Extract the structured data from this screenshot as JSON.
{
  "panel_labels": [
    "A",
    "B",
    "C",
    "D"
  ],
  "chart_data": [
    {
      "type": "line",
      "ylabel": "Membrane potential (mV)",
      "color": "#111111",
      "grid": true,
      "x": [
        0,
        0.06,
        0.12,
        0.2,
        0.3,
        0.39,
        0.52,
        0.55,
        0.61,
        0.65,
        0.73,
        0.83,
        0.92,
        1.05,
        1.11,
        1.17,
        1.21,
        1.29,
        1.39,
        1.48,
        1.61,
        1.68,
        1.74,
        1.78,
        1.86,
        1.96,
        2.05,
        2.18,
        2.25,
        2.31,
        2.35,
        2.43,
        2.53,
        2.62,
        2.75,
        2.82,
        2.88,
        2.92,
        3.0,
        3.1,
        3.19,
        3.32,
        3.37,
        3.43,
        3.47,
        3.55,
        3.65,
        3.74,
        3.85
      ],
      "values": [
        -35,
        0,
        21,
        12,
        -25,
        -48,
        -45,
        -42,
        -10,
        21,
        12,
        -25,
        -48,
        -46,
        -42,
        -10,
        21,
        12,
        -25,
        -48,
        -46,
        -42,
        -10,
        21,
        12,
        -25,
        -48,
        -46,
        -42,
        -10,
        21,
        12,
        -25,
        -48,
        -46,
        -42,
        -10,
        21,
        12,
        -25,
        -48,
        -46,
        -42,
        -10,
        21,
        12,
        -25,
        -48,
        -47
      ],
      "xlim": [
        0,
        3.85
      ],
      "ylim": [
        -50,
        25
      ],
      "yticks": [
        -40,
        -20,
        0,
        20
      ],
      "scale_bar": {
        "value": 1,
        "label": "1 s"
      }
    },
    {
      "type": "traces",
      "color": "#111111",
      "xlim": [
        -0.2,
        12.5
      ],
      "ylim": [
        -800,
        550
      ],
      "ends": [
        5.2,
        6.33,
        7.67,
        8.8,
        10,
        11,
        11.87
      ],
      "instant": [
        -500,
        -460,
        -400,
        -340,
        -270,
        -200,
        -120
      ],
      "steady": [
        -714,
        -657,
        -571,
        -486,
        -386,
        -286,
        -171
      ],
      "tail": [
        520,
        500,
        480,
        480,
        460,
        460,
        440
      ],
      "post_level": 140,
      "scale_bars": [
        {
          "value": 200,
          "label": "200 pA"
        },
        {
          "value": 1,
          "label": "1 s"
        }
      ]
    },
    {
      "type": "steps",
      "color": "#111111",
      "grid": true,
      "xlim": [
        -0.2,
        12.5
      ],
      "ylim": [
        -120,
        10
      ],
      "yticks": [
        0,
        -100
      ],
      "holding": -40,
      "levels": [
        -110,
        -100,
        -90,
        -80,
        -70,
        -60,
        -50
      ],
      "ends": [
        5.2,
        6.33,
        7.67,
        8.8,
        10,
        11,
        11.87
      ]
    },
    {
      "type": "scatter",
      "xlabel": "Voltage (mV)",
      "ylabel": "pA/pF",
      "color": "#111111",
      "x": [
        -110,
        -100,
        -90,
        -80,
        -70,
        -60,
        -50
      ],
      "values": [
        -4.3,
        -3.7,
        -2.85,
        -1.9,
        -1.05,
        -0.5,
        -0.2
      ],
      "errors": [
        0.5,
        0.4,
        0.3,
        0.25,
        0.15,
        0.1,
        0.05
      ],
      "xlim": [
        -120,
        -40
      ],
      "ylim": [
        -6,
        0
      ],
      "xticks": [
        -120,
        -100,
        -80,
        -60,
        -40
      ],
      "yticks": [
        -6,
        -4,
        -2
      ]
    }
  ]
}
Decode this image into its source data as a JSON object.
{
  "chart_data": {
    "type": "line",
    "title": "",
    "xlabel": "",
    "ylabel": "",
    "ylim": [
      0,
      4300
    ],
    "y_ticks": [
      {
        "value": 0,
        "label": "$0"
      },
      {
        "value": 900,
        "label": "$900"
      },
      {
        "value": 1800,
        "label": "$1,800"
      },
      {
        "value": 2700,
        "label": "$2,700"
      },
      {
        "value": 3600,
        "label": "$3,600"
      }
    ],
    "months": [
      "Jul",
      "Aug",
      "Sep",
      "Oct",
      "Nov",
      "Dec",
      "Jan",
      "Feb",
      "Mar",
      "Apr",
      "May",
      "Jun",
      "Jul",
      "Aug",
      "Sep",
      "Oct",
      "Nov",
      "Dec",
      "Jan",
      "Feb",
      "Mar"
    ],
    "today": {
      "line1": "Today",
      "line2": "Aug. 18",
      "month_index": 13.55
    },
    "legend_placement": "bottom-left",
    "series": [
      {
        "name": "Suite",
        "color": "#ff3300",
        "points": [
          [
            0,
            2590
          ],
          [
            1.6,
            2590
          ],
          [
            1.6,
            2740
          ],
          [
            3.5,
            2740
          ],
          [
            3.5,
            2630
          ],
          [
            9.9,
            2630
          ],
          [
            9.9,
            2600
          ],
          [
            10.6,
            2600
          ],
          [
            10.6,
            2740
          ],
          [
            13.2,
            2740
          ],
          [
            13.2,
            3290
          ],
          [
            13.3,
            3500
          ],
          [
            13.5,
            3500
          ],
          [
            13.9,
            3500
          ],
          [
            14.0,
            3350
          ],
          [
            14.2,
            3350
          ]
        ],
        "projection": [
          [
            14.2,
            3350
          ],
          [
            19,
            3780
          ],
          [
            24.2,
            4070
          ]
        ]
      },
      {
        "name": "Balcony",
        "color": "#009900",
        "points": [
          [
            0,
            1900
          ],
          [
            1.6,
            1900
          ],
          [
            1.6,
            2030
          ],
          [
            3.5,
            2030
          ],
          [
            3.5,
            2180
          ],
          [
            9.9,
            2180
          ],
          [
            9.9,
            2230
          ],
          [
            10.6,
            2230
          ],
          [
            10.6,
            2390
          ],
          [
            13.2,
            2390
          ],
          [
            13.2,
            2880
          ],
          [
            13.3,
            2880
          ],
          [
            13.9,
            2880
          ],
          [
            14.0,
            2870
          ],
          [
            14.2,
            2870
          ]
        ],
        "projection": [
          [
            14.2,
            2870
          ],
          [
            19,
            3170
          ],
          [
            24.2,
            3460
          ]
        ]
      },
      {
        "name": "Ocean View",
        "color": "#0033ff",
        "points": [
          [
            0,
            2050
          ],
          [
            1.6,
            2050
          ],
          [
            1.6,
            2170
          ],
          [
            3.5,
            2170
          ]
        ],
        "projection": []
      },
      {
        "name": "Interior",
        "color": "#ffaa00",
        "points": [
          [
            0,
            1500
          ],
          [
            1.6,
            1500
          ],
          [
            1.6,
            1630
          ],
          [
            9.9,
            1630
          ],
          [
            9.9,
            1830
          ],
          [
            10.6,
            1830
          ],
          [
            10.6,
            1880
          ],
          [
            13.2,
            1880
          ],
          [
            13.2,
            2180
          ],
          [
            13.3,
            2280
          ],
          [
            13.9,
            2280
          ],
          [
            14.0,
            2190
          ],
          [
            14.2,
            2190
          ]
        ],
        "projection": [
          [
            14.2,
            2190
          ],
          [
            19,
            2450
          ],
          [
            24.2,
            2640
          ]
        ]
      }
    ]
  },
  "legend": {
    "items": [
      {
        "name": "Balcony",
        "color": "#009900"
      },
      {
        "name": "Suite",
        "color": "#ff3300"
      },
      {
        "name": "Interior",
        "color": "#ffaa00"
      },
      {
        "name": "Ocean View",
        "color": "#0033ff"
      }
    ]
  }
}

What to work on: Only the count is needed: the number of lines in the data that include the word "JSON".

Right answer: 2